OBJECTIVE:
Set down the full listing exactly, character for character.

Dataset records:
<<<<
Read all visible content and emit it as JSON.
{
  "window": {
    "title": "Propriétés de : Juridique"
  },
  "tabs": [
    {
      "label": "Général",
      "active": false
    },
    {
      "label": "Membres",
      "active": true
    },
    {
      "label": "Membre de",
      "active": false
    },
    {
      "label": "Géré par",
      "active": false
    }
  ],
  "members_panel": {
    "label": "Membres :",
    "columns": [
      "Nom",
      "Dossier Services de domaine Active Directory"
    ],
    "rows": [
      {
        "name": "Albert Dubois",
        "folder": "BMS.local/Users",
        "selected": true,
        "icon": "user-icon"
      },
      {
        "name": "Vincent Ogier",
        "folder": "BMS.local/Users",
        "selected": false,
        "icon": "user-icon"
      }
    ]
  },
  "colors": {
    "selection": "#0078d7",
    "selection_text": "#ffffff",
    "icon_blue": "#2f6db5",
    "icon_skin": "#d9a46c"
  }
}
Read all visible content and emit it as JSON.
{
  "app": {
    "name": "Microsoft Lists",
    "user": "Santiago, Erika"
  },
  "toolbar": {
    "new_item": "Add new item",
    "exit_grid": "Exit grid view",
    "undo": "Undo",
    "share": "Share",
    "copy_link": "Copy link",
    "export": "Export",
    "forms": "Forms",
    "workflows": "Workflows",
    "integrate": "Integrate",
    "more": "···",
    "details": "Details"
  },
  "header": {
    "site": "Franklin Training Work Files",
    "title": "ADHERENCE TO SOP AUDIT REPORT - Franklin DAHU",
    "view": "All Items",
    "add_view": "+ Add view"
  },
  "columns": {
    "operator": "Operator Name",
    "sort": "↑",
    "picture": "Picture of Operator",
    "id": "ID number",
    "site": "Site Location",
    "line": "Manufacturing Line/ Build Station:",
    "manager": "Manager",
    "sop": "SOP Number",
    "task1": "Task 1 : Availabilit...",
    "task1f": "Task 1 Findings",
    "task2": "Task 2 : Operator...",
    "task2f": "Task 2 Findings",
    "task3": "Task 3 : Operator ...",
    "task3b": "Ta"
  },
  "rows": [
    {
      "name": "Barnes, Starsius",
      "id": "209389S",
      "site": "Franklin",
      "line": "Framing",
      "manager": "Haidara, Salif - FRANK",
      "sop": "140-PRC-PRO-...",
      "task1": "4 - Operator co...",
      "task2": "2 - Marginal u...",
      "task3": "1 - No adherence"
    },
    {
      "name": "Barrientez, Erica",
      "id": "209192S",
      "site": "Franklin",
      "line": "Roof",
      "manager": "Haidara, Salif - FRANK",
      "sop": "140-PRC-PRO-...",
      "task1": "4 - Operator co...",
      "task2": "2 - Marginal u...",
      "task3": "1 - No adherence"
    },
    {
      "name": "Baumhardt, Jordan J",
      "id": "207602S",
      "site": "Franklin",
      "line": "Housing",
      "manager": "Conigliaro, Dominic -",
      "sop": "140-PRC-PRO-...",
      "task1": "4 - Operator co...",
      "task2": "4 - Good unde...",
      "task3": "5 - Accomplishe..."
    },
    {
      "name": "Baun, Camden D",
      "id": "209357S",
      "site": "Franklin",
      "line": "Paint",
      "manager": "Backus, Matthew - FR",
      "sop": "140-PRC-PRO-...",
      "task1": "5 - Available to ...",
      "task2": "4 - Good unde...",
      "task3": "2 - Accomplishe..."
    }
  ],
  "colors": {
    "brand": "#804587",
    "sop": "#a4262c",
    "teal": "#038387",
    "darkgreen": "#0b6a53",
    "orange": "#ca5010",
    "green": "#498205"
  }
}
>>>>
ANSWER:
Read all visible content and emit it as JSON.
{
  "window": {
    "title": "Propriétés de : Juridique"
  },
  "tabs": [
    {
      "label": "Général",
      "active": false
    },
    {
      "label": "Membres",
      "active": true
    },
    {
      "label": "Membre de",
      "active": false
    },
    {
      "label": "Géré par",
      "active": false
    }
  ],
  "members_panel": {
    "label": "Membres :",
    "columns": [
      "Nom",
      "Dossier Services de domaine Active Directory"
    ],
    "rows": [
      {
        "name": "Albert Dubois",
        "folder": "BMS.local/Users",
        "selected": true,
        "icon": "user-icon"
      },
      {
        "name": "Vincent Ogier",
        "folder": "BMS.local/Users",
        "selected": false,
        "icon": "user-icon"
      }
    ]
  },
  "colors": {
    "selection": "#0078d7",
    "selection_text": "#ffffff",
    "icon_blue": "#2f6db5",
    "icon_skin": "#d9a46c"
  }
}
Read all visible content and emit it as JSON.
{
  "app": {
    "name": "Microsoft Lists",
    "user": "Santiago, Erika"
  },
  "toolbar": {
    "new_item": "Add new item",
    "exit_grid": "Exit grid view",
    "undo": "Undo",
    "share": "Share",
    "copy_link": "Copy link",
    "export": "Export",
    "forms": "Forms",
    "workflows": "Workflows",
    "integrate": "Integrate",
    "more": "···",
    "details": "Details"
  },
  "header": {
    "site": "Franklin Training Work Files",
    "title": "ADHERENCE TO SOP AUDIT REPORT - Franklin DAHU",
    "view": "All Items",
    "add_view": "+ Add view"
  },
  "columns": {
    "operator": "Operator Name",
    "sort": "↑",
    "picture": "Picture of Operator",
    "id": "ID number",
    "site": "Site Location",
    "line": "Manufacturing Line/ Build Station:",
    "manager": "Manager",
    "sop": "SOP Number",
    "task1": "Task 1 : Availabilit...",
    "task1f": "Task 1 Findings",
    "task2": "Task 2 : Operator...",
    "task2f": "Task 2 Findings",
    "task3": "Task 3 : Operator ...",
    "task3b": "Ta"
  },
  "rows": [
    {
      "name": "Barnes, Starsius",
      "id": "209389S",
      "site": "Franklin",
      "line": "Framing",
      "manager": "Haidara, Salif - FRANK",
      "sop": "140-PRC-PRO-...",
      "task1": "4 - Operator co...",
      "task2": "2 - Marginal u...",
      "task3": "1 - No adherence"
    },
    {
      "name": "Barrientez, Erica",
      "id": "209192S",
      "site": "Franklin",
      "line": "Roof",
      "manager": "Haidara, Salif - FRANK",
      "sop": "140-PRC-PRO-...",
      "task1": "4 - Operator co...",
      "task2": "2 - Marginal u...",
      "task3": "1 - No adherence"
    },
    {
      "name": "Baumhardt, Jordan J",
      "id": "207602S",
      "site": "Franklin",
      "line": "Housing",
      "manager": "Conigliaro, Dominic -",
      "sop": "140-PRC-PRO-...",
      "task1": "4 - Operator co...",
      "task2": "4 - Good unde...",
      "task3": "5 - Accomplishe..."
    },
    {
      "name": "Baun, Camden D",
      "id": "209357S",
      "site": "Franklin",
      "line": "Paint",
      "manager": "Backus, Matthew - FR",
      "sop": "140-PRC-PRO-...",
      "task1": "5 - Available to ...",
      "task2": "4 - Good unde...",
      "task3": "2 - Accomplishe..."
    }
  ],
  "colors": {
    "brand": "#804587",
    "sop": "#a4262c",
    "teal": "#038387",
    "darkgreen": "#0b6a53",
    "orange": "#ca5010",
    "green": "#498205"
  }
}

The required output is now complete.